(Saved entries)

++++++

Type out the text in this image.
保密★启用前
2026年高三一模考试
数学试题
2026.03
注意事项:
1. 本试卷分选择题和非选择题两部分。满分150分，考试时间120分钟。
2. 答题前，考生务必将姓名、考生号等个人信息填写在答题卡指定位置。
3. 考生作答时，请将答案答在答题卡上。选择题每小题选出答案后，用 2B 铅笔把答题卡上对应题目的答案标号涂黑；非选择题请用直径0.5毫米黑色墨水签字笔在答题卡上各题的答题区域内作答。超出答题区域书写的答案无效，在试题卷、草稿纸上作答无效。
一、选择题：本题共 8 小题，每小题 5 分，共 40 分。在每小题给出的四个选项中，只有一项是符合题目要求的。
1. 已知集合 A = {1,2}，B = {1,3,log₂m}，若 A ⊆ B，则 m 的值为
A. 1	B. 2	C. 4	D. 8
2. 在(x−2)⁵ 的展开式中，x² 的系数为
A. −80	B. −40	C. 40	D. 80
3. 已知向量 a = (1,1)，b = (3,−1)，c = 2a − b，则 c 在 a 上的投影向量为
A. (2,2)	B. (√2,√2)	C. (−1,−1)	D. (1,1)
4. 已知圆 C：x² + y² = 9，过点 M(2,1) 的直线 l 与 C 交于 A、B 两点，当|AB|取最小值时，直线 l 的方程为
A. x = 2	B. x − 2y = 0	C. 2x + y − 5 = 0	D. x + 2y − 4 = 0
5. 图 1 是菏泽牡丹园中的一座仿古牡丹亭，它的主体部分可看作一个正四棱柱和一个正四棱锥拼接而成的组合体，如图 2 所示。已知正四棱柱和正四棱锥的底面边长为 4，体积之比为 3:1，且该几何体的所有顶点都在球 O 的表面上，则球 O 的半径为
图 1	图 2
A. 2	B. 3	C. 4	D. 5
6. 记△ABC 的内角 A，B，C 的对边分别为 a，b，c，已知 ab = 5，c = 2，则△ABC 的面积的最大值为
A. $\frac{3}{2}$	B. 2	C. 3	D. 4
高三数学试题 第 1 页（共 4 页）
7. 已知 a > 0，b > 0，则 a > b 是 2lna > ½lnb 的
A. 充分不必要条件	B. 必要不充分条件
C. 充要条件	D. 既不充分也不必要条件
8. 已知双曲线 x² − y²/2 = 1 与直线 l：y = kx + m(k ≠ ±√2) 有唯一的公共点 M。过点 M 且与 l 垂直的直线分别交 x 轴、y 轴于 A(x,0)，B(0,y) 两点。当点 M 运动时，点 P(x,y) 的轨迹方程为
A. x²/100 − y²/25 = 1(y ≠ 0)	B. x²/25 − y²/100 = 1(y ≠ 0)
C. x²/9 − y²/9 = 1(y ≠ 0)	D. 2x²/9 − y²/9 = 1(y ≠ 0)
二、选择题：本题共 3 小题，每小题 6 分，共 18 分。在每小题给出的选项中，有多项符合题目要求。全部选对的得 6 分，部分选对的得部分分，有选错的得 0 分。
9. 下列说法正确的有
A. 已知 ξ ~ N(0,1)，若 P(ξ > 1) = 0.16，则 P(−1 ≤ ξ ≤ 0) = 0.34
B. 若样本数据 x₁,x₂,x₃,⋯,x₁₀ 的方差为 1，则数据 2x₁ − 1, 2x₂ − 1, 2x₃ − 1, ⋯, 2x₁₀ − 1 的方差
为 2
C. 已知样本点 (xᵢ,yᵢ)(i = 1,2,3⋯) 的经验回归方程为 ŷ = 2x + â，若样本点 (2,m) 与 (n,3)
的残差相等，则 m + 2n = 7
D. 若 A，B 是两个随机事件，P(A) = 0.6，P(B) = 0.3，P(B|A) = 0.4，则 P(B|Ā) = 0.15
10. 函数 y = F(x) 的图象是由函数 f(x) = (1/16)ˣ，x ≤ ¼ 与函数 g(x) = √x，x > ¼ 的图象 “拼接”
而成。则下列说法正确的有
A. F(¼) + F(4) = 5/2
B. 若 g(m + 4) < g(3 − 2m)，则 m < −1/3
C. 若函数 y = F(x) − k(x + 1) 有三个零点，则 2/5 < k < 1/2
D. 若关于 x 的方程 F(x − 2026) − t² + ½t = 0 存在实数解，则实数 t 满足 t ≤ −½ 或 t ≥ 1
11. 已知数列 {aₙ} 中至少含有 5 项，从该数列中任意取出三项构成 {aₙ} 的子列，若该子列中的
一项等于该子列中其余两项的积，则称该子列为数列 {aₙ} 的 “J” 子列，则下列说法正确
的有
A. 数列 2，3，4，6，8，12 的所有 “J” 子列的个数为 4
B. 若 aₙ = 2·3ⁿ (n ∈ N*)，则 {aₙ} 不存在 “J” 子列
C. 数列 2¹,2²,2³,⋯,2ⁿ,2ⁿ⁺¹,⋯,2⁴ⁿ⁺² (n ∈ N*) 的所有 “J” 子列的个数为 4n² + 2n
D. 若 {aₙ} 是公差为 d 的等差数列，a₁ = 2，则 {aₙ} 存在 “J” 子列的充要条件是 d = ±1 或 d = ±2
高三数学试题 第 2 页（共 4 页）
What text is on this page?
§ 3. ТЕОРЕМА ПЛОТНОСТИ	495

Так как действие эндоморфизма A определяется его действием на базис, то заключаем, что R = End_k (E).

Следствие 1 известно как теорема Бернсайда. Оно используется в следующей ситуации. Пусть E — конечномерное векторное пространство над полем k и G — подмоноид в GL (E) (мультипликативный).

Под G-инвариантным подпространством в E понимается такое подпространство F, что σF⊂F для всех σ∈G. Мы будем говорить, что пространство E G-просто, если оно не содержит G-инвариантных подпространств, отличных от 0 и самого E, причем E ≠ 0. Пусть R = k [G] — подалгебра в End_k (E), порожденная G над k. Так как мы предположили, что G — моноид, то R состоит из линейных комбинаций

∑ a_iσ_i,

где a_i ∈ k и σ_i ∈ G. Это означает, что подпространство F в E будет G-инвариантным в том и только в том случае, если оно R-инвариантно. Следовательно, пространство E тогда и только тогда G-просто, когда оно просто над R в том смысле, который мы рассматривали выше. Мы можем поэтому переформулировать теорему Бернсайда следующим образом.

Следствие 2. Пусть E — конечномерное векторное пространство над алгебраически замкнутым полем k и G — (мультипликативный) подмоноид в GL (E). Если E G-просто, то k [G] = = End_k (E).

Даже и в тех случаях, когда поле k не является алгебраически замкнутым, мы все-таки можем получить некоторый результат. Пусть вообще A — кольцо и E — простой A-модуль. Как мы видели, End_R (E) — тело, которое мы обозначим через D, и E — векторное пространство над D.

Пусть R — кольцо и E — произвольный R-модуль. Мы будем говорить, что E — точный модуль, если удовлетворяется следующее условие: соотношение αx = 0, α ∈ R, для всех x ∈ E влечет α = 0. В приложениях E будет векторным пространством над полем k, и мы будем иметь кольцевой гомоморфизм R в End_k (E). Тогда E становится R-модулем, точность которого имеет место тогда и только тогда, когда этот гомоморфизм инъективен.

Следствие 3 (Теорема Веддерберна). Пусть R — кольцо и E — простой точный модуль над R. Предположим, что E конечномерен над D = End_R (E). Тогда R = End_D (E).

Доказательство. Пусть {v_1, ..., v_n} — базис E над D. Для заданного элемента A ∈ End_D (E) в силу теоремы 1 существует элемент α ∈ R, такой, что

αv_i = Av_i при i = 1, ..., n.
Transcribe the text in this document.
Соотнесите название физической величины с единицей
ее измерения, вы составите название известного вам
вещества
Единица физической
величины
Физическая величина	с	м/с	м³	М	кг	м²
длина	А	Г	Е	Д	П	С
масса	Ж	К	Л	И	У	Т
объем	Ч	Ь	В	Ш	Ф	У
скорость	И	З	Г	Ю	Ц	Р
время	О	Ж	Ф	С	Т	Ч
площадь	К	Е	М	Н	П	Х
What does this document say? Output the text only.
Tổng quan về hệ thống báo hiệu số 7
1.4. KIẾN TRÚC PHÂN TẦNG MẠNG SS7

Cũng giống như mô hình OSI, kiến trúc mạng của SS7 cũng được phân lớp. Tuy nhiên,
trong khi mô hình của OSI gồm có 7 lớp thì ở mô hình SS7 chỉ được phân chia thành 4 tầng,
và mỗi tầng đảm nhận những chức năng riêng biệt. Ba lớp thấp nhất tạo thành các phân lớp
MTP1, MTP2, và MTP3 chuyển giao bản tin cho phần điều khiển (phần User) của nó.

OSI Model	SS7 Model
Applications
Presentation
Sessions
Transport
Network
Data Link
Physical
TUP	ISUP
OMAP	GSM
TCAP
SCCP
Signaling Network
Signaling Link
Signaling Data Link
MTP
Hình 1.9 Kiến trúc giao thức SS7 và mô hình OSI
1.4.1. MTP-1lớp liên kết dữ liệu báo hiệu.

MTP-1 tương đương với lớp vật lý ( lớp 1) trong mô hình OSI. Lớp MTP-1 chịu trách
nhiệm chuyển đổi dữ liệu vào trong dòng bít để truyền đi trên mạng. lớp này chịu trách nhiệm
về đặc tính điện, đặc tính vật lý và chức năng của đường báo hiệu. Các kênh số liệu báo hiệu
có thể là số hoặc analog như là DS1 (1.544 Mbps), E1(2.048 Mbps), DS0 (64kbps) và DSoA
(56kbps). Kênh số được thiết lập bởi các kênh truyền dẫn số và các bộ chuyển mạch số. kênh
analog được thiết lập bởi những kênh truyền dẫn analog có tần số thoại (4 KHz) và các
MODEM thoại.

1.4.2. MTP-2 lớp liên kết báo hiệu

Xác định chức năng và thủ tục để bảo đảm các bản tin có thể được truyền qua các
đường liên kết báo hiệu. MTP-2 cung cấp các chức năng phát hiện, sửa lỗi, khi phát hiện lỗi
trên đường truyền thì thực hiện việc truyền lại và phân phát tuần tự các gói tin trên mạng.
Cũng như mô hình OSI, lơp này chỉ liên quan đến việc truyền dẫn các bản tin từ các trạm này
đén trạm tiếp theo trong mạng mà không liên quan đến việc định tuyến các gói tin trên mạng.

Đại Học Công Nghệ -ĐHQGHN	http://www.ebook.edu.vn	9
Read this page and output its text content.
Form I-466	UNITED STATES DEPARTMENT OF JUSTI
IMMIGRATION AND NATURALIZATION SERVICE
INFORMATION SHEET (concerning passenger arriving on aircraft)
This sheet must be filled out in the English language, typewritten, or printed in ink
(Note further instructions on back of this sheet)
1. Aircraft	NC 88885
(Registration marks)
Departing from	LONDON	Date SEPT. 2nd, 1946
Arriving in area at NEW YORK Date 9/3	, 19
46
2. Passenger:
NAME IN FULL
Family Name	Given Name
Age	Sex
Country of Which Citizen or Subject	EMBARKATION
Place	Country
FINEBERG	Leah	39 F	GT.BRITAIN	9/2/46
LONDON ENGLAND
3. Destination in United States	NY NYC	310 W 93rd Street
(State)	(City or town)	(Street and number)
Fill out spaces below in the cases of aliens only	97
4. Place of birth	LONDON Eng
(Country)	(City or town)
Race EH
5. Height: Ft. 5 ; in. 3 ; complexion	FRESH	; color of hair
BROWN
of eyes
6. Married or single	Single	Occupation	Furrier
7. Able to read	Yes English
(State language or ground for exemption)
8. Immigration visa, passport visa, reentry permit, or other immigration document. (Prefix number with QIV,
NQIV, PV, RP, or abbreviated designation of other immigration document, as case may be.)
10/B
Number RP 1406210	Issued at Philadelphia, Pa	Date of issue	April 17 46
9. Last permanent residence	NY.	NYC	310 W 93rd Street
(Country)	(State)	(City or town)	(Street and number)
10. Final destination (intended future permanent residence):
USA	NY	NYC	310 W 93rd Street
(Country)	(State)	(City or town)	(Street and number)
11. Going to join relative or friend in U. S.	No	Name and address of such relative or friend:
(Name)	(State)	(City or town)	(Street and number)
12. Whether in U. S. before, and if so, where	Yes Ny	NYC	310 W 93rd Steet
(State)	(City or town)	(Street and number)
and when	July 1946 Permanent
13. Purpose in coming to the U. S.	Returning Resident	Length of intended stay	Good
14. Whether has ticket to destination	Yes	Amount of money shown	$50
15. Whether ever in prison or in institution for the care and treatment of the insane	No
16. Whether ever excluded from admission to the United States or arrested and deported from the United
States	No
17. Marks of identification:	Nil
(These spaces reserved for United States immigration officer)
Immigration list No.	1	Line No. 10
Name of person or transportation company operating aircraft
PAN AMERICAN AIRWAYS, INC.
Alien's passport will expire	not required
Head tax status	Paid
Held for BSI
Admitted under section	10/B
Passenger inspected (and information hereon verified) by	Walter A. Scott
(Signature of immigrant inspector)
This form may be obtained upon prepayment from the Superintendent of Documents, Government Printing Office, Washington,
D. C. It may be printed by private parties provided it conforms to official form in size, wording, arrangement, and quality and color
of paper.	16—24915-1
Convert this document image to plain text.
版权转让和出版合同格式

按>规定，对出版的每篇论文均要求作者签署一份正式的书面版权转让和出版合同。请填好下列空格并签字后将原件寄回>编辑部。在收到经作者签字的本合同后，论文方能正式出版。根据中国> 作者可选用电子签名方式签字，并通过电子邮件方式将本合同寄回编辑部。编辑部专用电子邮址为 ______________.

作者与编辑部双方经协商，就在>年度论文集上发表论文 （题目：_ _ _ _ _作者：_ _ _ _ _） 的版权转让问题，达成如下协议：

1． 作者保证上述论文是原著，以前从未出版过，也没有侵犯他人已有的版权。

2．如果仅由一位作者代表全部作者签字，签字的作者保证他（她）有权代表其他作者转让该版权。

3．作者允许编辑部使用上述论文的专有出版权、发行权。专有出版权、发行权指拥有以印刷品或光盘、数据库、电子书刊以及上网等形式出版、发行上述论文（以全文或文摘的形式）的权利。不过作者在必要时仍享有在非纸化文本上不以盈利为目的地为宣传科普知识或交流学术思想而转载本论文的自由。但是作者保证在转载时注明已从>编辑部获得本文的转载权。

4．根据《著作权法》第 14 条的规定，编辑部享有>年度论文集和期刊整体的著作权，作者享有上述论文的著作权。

++++++

Which lines contain the word "chức"? Copy each one.

và mỗi tầng đảm nhận những chức năng riêng biệt. Ba lớp thấp nhất tạo thành các phân lớp
về đặc tính điện, đặc tính vật lý và chức năng của đường báo hiệu. Các kênh số liệu báo hiệu
Xác định chức năng và thủ tục để bảo đảm các bản tin có thể được truyền qua các
đường liên kết báo hiệu. MTP-2 cung cấp các chức năng phát hiện, sửa lỗi, khi phát hiện lỗi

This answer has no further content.